[本文抜粋]
___

質問主意書

第170回国会(臨時会)

質問主意書


質問第一五〇号

戦時下における軍人軍属の兵力動員等に関する質問主意書

右の質問主意書を国会法第七十四条によって提出する。

  平成二十年十二月二十二日

今野 東   


       参議院議長 江田 五月 殿



   戦時下における軍人軍属の兵力動員等に関する質問主意書

 先に田母神俊雄・前航空幕僚長が戦争の過去について政府見解と異なる認識を公募懸賞論文で主張し、更迭された。また今国会の参議院外交防衛委員会で田母神俊雄・前航空幕僚長が参考人として招致され、委員からシビリアン・コントロールを逸脱した行為に対し厳しい批判を浴びた。
 戦後六十三年を経てなお、自衛隊制服組のトップがゆがんだ歴史認識から更迭されるという事態は大変危ういが、その根底には、政府が先の戦争に関する事実の調査と共通の認識の構築を怠ってきたという問題が存在している。他方、フランスはマテオッリ委員会を設置し、ドイツも戦後和解への積極的な取組を重ねるなど、国が「被害と加害の事実調査」を責任と権限を持って行っている。
 わが国では戦争の「被害と加害の事実調査」は民間レベルで行われてきたが、政府は所持する情報の提供に消極的なため、調査は困難を極めている。政府は、政府の責任において、アジア太平洋戦争における加害と被害の実態を解明すべきであると考える。そこで、政府が現在までに把握している兵力動員の数値等について、以下質問する。

___

[保存データ]
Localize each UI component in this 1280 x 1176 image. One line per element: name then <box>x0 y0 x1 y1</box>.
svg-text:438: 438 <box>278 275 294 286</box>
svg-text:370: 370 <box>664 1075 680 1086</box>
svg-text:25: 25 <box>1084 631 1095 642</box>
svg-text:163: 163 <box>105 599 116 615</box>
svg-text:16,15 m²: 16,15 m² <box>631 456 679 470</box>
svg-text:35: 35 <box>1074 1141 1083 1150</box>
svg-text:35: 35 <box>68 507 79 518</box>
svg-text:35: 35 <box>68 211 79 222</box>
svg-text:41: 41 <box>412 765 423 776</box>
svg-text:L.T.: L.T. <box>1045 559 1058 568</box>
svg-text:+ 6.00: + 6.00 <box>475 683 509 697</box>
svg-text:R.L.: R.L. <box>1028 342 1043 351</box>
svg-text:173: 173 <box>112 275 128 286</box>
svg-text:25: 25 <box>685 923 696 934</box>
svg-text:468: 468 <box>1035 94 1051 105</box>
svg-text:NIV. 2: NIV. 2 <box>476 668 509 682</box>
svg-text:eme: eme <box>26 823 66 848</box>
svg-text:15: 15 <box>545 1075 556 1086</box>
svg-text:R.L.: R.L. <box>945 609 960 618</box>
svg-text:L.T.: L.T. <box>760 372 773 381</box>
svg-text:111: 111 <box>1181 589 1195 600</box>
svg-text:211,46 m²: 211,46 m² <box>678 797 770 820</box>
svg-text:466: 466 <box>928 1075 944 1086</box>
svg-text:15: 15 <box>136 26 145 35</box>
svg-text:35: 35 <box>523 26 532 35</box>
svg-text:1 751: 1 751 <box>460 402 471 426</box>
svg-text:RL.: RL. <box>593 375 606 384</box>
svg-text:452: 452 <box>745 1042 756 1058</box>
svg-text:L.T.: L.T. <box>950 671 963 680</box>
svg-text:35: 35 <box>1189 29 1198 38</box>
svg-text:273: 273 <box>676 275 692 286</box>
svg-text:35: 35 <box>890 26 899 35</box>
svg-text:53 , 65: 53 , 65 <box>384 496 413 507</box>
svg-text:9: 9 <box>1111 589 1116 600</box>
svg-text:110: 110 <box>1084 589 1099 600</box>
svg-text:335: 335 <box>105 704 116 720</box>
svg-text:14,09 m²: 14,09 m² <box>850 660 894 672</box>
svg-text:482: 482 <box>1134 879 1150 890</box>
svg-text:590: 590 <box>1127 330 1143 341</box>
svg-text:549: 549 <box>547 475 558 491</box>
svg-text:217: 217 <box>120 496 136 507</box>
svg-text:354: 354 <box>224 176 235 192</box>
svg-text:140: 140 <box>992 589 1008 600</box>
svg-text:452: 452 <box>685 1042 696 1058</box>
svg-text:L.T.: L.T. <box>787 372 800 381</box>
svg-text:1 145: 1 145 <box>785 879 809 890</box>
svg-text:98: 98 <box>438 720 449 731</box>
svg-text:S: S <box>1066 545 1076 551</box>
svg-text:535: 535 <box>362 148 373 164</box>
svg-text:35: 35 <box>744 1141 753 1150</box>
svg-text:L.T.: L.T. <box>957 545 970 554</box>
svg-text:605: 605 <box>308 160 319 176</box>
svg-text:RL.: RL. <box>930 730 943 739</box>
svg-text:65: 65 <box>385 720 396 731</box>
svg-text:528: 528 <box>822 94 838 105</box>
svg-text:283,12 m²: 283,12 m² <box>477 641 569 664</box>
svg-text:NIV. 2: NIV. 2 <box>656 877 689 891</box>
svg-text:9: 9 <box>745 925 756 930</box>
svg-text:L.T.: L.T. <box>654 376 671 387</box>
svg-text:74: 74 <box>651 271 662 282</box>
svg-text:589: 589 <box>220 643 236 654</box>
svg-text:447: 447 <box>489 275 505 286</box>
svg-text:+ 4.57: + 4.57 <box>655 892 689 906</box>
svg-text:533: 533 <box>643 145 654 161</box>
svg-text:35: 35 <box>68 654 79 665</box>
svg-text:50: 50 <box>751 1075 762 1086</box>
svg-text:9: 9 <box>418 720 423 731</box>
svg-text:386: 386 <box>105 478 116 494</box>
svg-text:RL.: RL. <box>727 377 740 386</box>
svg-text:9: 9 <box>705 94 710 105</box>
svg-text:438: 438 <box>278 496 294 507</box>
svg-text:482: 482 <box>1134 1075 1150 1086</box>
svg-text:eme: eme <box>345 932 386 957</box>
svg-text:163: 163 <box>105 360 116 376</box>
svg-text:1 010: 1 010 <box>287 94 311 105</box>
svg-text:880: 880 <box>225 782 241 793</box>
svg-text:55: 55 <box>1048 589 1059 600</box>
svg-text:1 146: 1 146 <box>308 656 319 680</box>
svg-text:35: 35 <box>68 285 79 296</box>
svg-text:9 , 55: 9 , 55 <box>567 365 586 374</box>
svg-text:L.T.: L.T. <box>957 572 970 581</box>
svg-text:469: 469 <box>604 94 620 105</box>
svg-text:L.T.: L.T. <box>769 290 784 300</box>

___

[設問内容] 戦時下の兵力動員に関する質問主意書を、最後の文の後から書き継ぐこと。

[解答]
一 陸軍について

 戦後まもなく参謀本部課員が作成した「支那事変大東亜戦争間動員慨史」(『十五年戦争極秘資料集・第九集』収録)を基に研究者の大江志乃夫氏は、敗戦時の陸軍兵力の動員総数は、五百四十七万二千人としている。また、一九六三年に厚生省援護局が発行した『続続・引揚援護の記録』(三一一ページ)では、「総兵力は約五百六十九万」としている。
1 政府は、一九三一年のいわゆる満州事変から一九四五年の敗戦までの十五年間に、陸軍が動員した兵力の数は累計で何名になるのか明らかにされたい。
2 その内訳としての日本本土出身者、朝鮮半島出身者、台湾出身者の数は各々何名であるか、その人数を軍人、軍属の別に明らかにされたい。
3 更に、その内の死亡者数と遺骨が遺族に返還された数、残されている遺骸・遺骨の数を出身国別に明らかにされたい。
4 死亡者の内、靖国神社に合祀されている人数を出身国別に承知しているか。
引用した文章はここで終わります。